:: Exercise task ::
Work out how many lines of the listing hold the string "control", then answer with that number and nothing else.

--- START Records supplied ---

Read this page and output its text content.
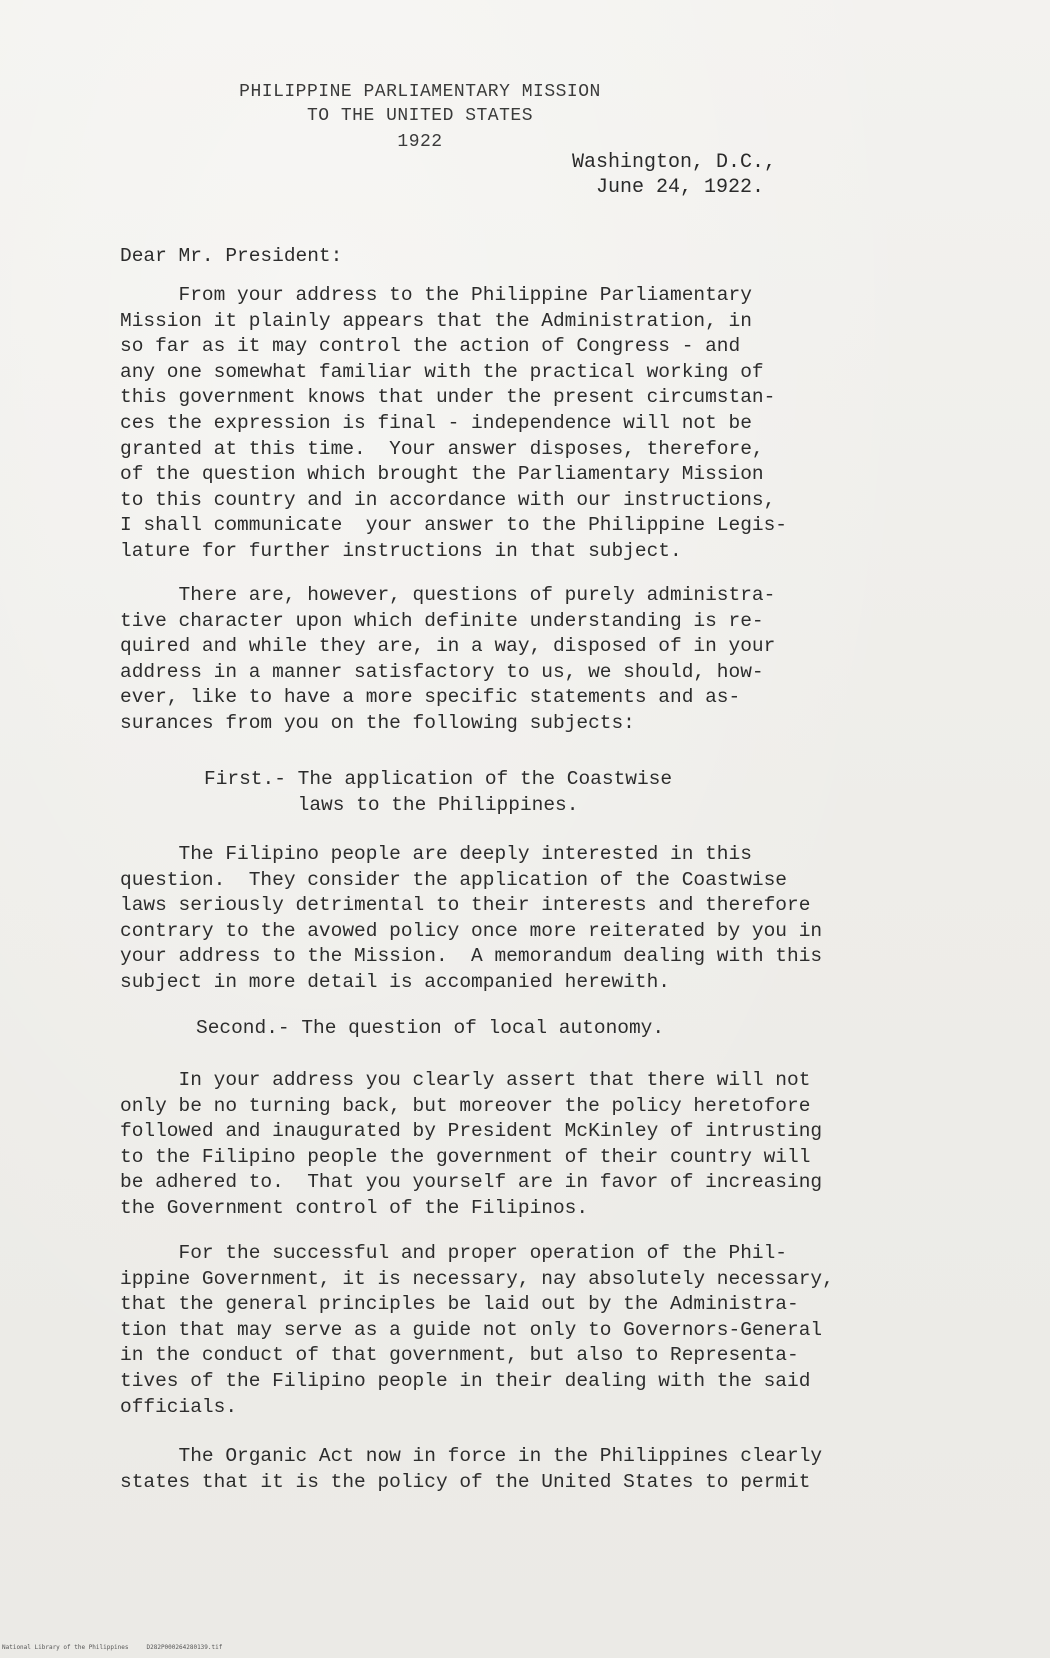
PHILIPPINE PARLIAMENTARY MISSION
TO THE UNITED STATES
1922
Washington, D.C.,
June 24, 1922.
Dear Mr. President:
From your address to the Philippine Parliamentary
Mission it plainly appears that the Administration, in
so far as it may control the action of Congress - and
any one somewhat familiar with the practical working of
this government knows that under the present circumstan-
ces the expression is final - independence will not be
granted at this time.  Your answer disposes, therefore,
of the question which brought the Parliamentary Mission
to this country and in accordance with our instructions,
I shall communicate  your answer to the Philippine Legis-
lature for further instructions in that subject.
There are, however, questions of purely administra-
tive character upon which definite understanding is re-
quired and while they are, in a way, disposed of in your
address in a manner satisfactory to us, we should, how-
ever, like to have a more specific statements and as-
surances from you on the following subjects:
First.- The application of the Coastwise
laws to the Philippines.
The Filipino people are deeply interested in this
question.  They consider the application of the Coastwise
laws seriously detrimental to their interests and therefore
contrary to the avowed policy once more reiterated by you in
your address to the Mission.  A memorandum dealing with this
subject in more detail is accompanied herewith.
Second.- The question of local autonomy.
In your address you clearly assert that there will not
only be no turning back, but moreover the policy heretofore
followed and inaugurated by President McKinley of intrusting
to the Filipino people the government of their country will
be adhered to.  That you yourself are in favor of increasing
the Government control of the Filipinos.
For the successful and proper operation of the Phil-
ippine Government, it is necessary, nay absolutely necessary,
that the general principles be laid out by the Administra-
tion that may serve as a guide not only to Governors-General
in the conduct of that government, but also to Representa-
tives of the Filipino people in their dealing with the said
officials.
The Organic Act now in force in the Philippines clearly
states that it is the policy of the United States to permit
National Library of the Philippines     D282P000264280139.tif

--- END Records supplied ---
--- START Records supplied ---

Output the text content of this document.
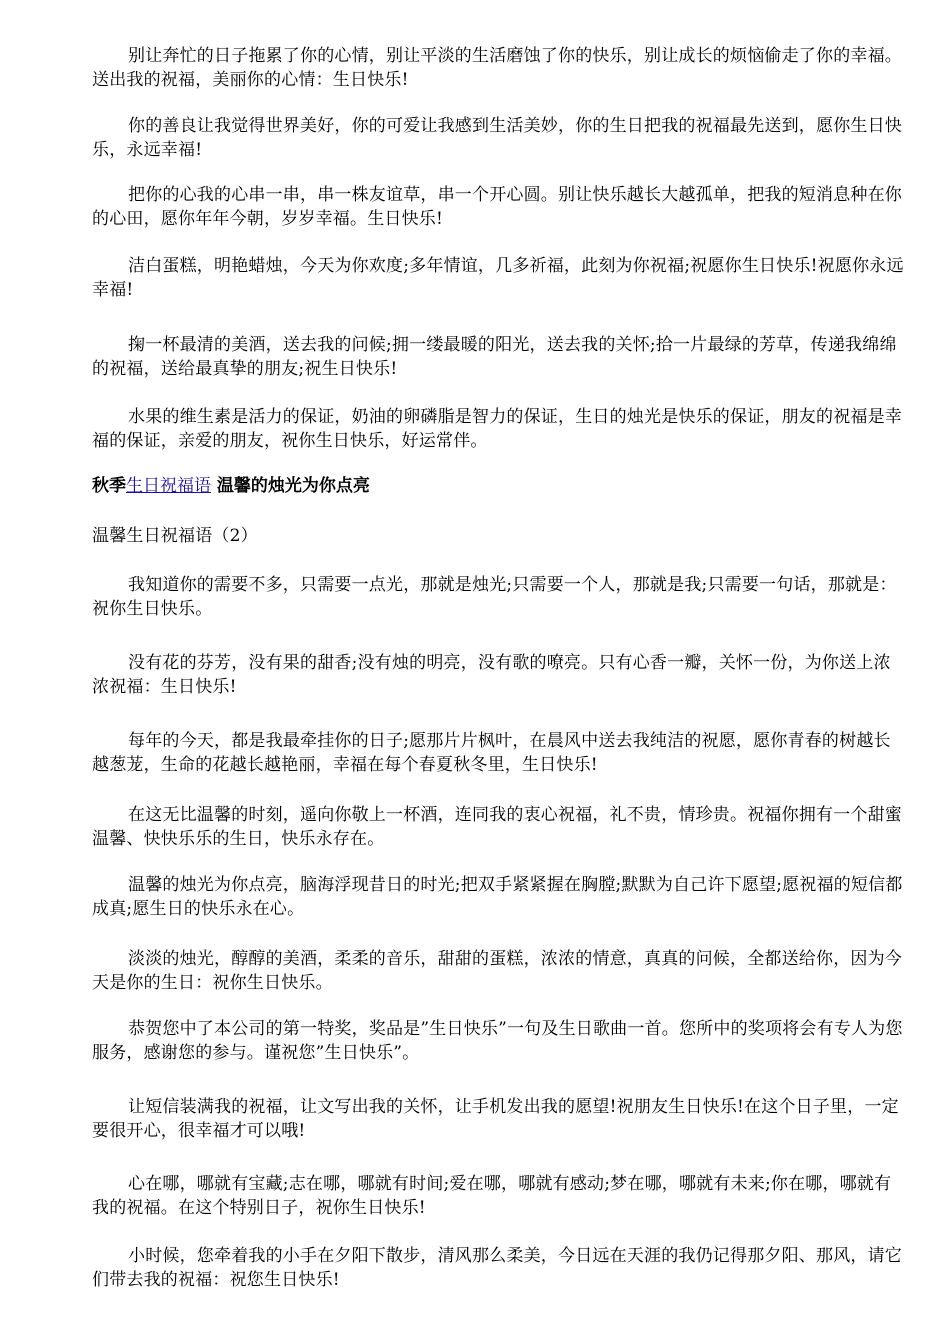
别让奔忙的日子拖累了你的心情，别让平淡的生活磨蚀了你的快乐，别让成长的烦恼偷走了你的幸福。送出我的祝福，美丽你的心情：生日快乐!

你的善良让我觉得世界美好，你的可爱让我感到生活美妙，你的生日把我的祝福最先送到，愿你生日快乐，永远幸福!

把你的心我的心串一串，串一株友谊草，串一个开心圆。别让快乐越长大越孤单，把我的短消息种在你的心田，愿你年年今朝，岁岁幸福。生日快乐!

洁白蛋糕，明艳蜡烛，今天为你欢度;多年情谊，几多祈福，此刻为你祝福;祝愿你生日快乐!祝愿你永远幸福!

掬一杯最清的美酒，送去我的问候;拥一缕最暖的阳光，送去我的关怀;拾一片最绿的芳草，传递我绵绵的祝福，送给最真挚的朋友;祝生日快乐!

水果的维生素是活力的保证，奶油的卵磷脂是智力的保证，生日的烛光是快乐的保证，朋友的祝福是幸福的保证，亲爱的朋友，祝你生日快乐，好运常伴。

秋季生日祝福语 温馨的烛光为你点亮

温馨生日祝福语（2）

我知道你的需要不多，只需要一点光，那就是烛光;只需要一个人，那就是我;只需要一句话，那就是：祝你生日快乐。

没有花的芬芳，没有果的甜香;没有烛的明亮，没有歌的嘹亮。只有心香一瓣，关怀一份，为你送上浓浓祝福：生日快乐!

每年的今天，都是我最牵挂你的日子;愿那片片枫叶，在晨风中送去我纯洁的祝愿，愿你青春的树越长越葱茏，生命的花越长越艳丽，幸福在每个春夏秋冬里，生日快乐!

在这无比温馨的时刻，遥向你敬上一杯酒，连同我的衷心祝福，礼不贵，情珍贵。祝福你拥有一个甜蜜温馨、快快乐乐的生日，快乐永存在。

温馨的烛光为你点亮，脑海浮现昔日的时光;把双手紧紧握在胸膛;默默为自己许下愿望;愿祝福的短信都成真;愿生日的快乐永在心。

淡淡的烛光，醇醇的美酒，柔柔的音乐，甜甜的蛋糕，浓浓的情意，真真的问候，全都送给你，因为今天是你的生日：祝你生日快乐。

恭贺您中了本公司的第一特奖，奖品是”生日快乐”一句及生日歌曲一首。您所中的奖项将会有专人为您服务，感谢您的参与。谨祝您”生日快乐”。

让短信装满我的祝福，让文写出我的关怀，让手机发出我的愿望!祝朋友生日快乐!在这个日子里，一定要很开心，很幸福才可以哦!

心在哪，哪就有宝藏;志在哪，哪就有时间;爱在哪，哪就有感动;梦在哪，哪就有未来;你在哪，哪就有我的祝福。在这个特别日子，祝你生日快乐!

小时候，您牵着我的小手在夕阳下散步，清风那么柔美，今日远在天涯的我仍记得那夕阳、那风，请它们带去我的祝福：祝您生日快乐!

--- END Records supplied ---

:: Expected output ::
2